++++ DATA TO PROCESS ++++

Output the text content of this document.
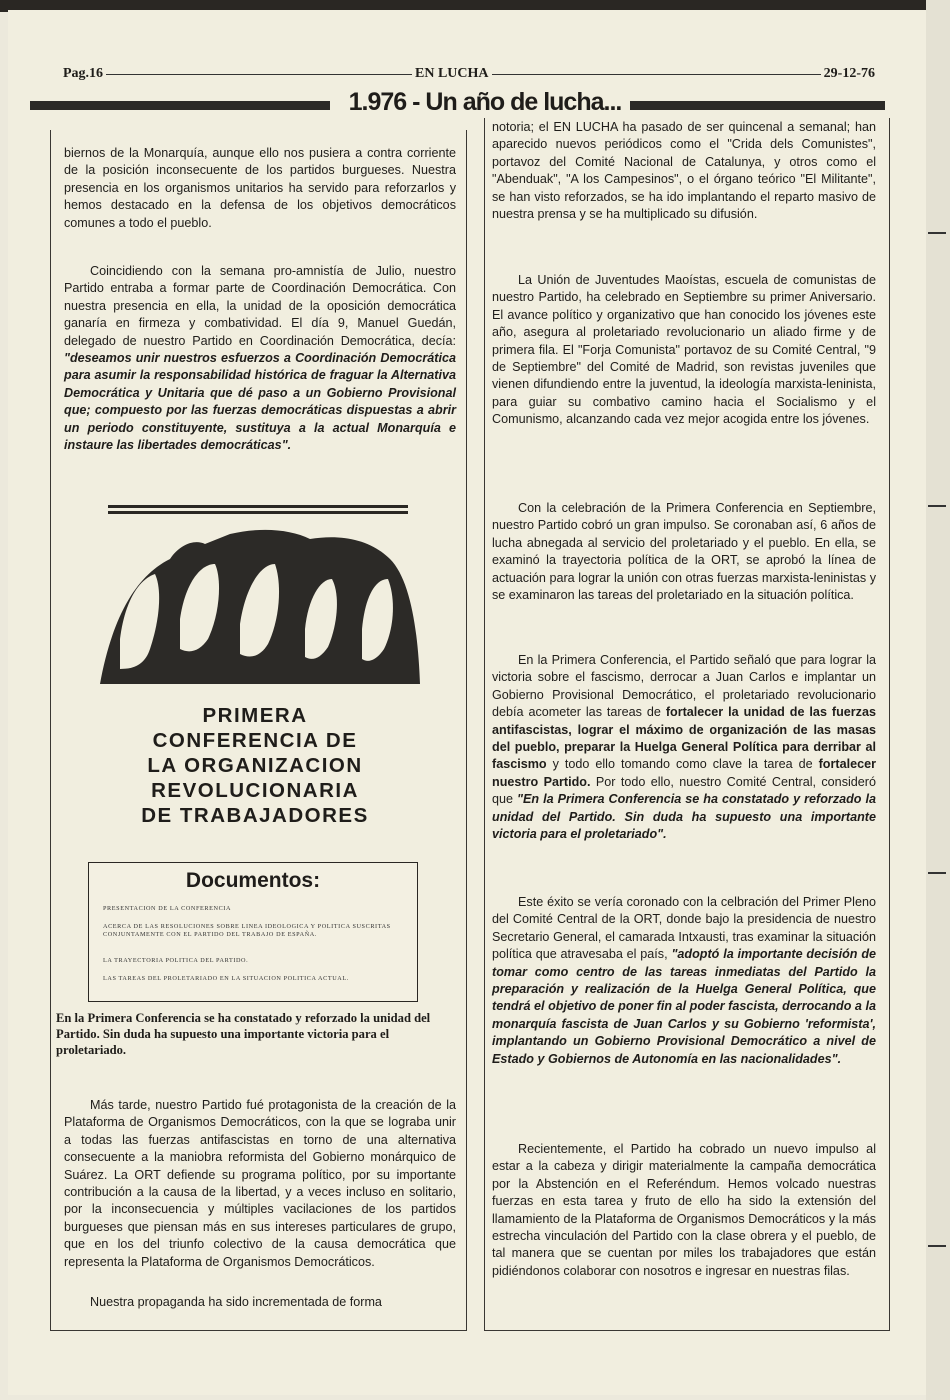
Pag.16	EN LUCHA	29-12-76
1.976 - Un año de lucha...

biernos de la Monarquía, aunque ello nos pusiera a contra corriente de la posición inconsecuente de los partidos burgueses. Nuestra presencia en los organismos unitarios ha servido para reforzarlos y hemos destacado en la defensa de los objetivos democráticos comunes a todo el pueblo.

Coincidiendo con la semana pro-amnistía de Julio, nuestro Partido entraba a formar parte de Coordinación Democrática. Con nuestra presencia en ella, la unidad de la oposición democrática ganaría en firmeza y combatividad. El día 9, Manuel Guedán, delegado de nuestro Partido en Coordinación Democrática, decía: "deseamos unir nuestros esfuerzos a Coordinación Democrática para asumir la responsabilidad histórica de fraguar la Alternativa Democrática y Unitaria que dé paso a un Gobierno Provisional que; compuesto por las fuerzas democráticas dispuestas a abrir un periodo constituyente, sustituya a la actual Monarquía e instaure las libertades democráticas".

PRIMERA
CONFERENCIA DE
LA ORGANIZACION
REVOLUCIONARIA
DE TRABAJADORES
Documentos:
PRESENTACION DE LA CONFERENCIA
ACERCA DE LAS RESOLUCIONES SOBRE LINEA IDEOLOGICA Y POLITICA SUSCRITAS CONJUNTAMENTE CON EL PARTIDO DEL TRABAJO DE ESPAÑA.
LA TRAYECTORIA POLITICA DEL PARTIDO.
LAS TAREAS DEL PROLETARIADO EN LA SITUACION POLITICA ACTUAL.
En la Primera Conferencia se ha constatado y reforzado la unidad del Partido. Sin duda ha supuesto una importante victoria para el proletariado.

Más tarde, nuestro Partido fué protagonista de la creación de la Plataforma de Organismos Democráticos, con la que se lograba unir a todas las fuerzas antifascistas en torno de una alternativa consecuente a la maniobra reformista del Gobierno monárquico de Suárez. La ORT defiende su programa político, por su importante contribución a la causa de la libertad, y a veces incluso en solitario, por la inconsecuencia y múltiples vacilaciones de los partidos burgueses que piensan más en sus intereses particulares de grupo, que en los del triunfo colectivo de la causa democrática que representa la Plataforma de Organismos Democráticos.

Nuestra propaganda ha sido incrementada de forma

notoria; el EN LUCHA ha pasado de ser quincenal a semanal; han aparecido nuevos periódicos como el "Crida dels Comunistes", portavoz del Comité Nacional de Catalunya, y otros como el "Abenduak", "A los Campesinos", o el órgano teórico "El Militante", se han visto reforzados, se ha ido implantando el reparto masivo de nuestra prensa y se ha multiplicado su difusión.

La Unión de Juventudes Maoístas, escuela de comunistas de nuestro Partido, ha celebrado en Septiembre su primer Aniversario. El avance político y organizativo que han conocido los jóvenes este año, asegura al proletariado revolucionario un aliado firme y de primera fila. El "Forja Comunista" portavoz de su Comité Central, "9 de Septiembre" del Comité de Madrid, son revistas juveniles que vienen difundiendo entre la juventud, la ideología marxista-leninista, para guiar su combativo camino hacia el Socialismo y el Comunismo, alcanzando cada vez mejor acogida entre los jóvenes.

Con la celebración de la Primera Conferencia en Septiembre, nuestro Partido cobró un gran impulso. Se coronaban así, 6 años de lucha abnegada al servicio del proletariado y el pueblo. En ella, se examinó la trayectoria política de la ORT, se aprobó la línea de actuación para lograr la unión con otras fuerzas marxista-leninistas y se examinaron las tareas del proletariado en la situación política.

En la Primera Conferencia, el Partido señaló que para lograr la victoria sobre el fascismo, derrocar a Juan Carlos e implantar un Gobierno Provisional Democrático, el proletariado revolucionario debía acometer las tareas de fortalecer la unidad de las fuerzas antifascistas, lograr el máximo de organización de las masas del pueblo, preparar la Huelga General Política para derribar al fascismo y todo ello tomando como clave la tarea de fortalecer nuestro Partido. Por todo ello, nuestro Comité Central, consideró que "En la Primera Conferencia se ha constatado y reforzado la unidad del Partido. Sin duda ha supuesto una importante victoria para el proletariado".

Este éxito se vería coronado con la celbración del Primer Pleno del Comité Central de la ORT, donde bajo la presidencia de nuestro Secretario General, el camarada Intxausti, tras examinar la situación política que atravesaba el país, "adoptó la importante decisión de tomar como centro de las tareas inmediatas del Partido la preparación y realización de la Huelga General Política, que tendrá el objetivo de poner fin al poder fascista, derrocando a la monarquía fascista de Juan Carlos y su Gobierno 'reformista', implantando un Gobierno Provisional Democrático a nivel de Estado y Gobiernos de Autonomía en las nacionalidades".

Recientemente, el Partido ha cobrado un nuevo impulso al estar a la cabeza y dirigir materialmente la campaña democrática por la Abstención en el Referéndum. Hemos volcado nuestras fuerzas en esta tarea y fruto de ello ha sido la extensión del llamamiento de la Plataforma de Organismos Democráticos y la más estrecha vinculación del Partido con la clase obrera y el pueblo, de tal manera que se cuentan por miles los trabajadores que están pidiéndonos colaborar con nosotros e ingresar en nuestras filas.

++++

CHALLENGE
State how many lines in the records above contain the word "POLITICA", and give only that number.

ANSWER TO THE TASK
3